BRIEF: In the listing below, count the lines containing the string "können" and state only the number.

RECORDS PROVIDED:
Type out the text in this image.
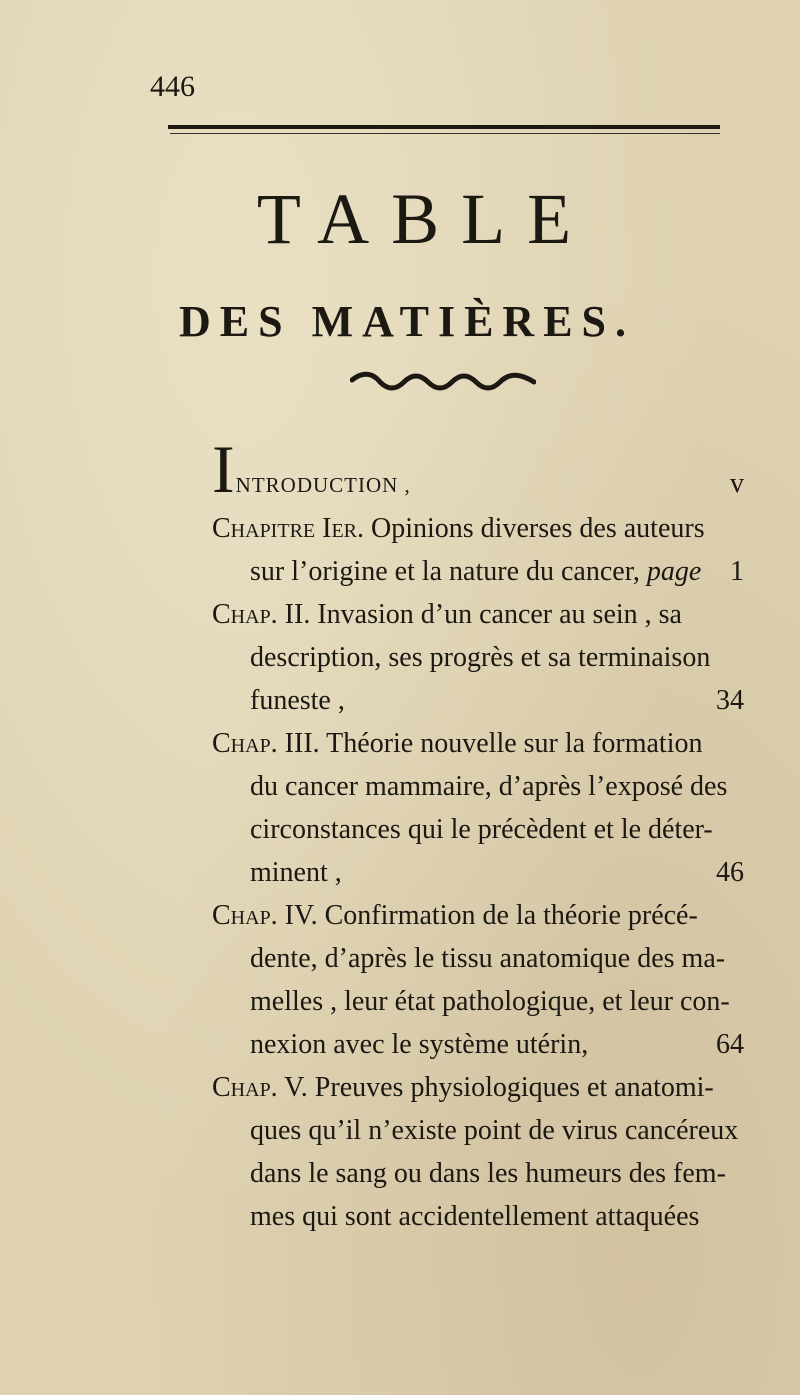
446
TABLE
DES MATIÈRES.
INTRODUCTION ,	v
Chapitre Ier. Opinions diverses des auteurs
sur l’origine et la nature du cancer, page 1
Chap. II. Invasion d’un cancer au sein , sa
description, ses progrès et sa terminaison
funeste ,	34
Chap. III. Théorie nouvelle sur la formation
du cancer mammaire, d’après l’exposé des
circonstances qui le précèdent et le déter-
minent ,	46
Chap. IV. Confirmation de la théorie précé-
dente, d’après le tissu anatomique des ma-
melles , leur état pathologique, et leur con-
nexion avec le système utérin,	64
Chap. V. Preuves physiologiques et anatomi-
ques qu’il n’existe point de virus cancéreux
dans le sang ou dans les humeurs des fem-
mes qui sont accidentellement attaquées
--
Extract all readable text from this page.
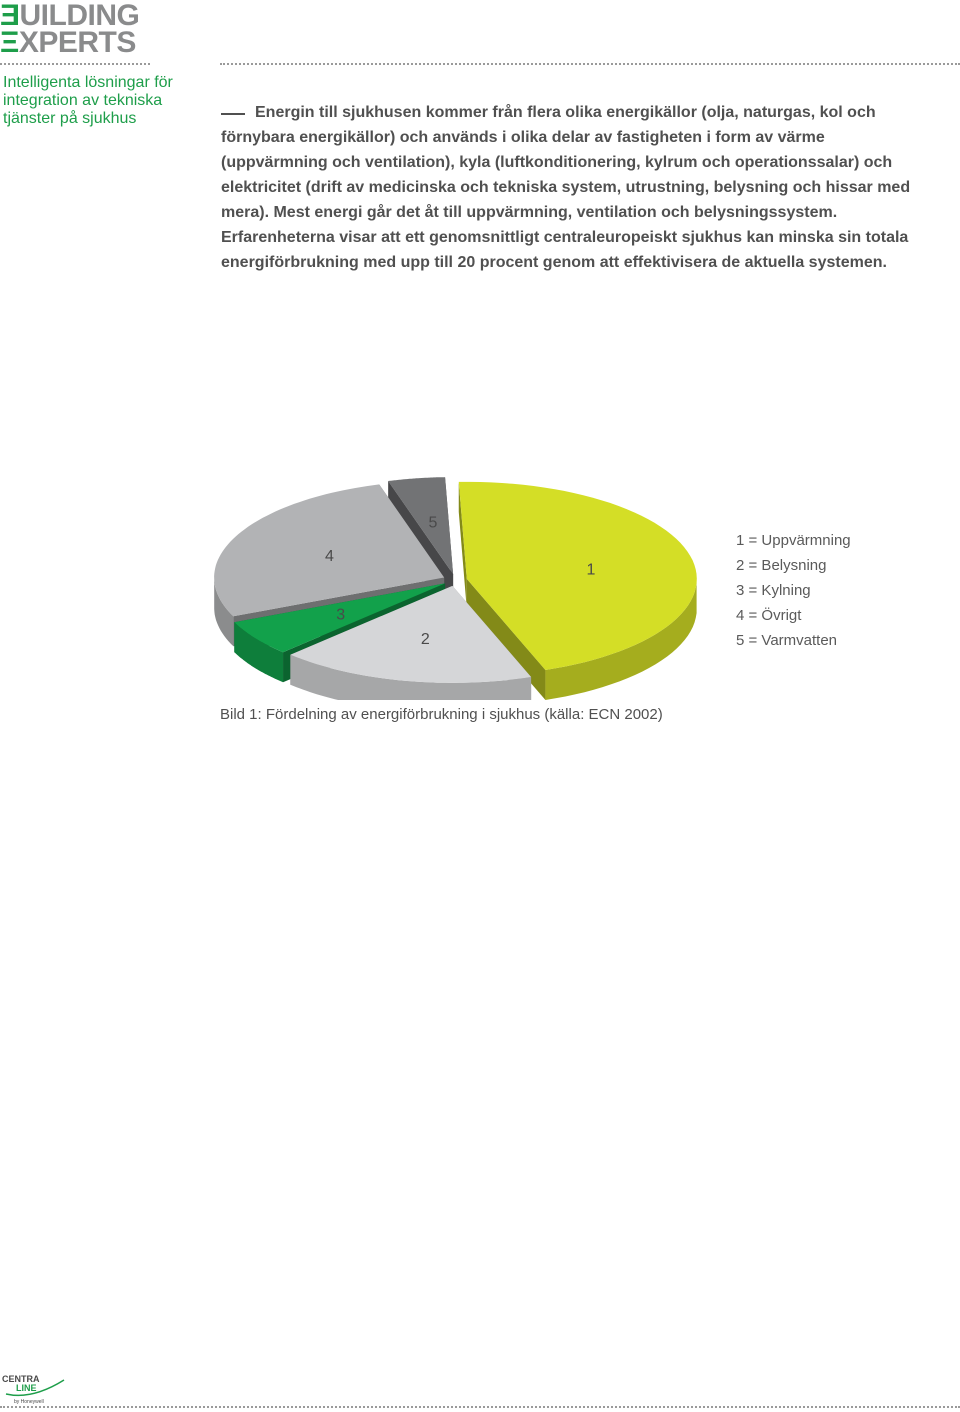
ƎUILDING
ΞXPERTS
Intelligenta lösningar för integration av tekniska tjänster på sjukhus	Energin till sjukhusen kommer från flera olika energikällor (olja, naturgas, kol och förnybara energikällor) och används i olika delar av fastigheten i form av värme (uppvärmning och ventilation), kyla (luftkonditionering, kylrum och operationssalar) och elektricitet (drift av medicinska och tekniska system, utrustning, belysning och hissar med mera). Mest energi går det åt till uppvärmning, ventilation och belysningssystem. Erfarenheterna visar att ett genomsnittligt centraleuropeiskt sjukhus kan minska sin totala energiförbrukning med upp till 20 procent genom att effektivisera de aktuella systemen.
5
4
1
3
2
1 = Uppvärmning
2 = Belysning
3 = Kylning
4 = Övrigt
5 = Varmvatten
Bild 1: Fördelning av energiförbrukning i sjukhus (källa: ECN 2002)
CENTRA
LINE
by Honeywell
--
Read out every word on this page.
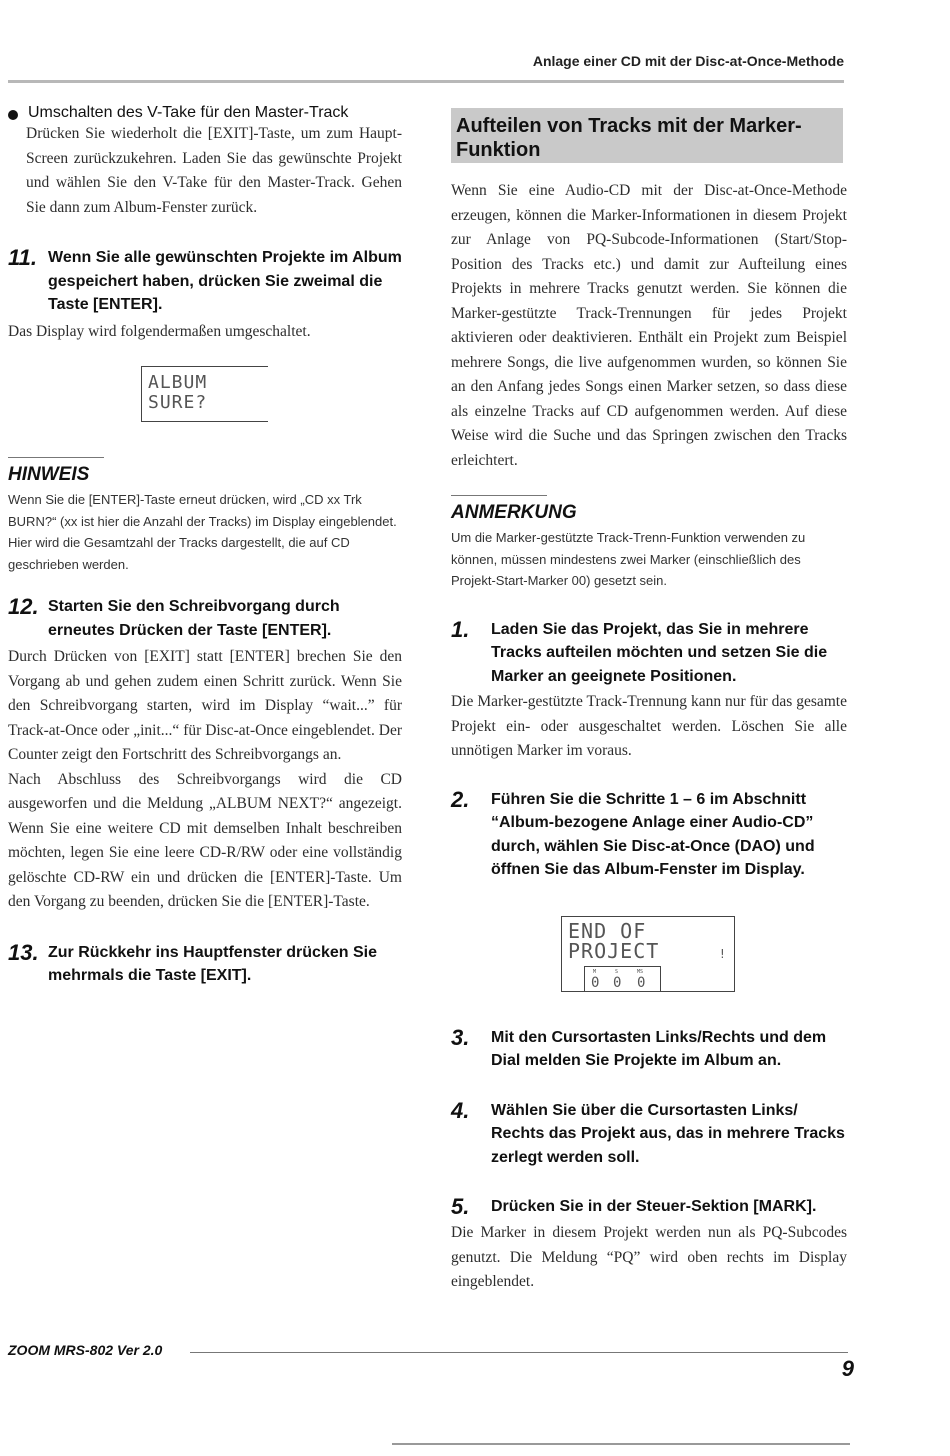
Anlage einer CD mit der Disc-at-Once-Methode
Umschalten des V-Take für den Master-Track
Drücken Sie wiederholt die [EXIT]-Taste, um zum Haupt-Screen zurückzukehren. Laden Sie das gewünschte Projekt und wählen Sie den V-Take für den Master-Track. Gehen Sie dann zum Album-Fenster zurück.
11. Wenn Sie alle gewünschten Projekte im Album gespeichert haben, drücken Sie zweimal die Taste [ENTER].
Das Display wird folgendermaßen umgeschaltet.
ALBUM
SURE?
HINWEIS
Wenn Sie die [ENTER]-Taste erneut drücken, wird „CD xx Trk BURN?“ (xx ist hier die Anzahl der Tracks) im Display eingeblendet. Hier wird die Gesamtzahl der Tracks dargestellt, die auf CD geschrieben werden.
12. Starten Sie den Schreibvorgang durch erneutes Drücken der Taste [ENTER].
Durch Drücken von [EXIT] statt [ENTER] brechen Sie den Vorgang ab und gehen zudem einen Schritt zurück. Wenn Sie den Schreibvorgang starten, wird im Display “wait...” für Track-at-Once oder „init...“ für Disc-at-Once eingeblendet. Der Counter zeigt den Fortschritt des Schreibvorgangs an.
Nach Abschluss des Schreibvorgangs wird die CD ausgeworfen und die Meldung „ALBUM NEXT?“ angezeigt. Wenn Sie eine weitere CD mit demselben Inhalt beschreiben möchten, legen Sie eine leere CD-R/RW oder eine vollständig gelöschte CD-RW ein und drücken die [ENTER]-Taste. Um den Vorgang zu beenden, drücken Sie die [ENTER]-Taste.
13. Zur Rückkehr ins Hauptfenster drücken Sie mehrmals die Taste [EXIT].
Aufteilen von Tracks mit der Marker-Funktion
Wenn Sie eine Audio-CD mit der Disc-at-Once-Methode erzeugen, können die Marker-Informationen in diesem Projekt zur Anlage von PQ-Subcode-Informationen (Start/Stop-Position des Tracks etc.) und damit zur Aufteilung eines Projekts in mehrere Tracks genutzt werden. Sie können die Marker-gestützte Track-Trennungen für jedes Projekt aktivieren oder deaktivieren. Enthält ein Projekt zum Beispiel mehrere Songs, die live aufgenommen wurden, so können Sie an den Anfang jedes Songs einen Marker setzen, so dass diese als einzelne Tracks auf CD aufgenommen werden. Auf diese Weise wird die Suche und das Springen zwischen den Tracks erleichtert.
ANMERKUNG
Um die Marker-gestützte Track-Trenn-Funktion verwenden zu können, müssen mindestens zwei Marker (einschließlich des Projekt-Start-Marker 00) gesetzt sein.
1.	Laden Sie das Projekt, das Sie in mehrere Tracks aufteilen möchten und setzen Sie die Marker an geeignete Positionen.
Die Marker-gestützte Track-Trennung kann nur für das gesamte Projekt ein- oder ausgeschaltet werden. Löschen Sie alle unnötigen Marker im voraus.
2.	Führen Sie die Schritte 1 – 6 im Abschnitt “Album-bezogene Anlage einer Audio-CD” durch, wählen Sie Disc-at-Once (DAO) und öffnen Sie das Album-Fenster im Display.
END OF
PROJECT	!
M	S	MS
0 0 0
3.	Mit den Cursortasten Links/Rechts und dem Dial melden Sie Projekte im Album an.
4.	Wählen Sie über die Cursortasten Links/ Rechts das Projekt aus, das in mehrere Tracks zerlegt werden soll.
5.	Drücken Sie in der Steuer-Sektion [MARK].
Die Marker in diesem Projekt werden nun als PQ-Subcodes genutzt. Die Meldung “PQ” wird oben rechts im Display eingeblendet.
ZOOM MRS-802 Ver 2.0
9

EXPECTED ANSWER: 2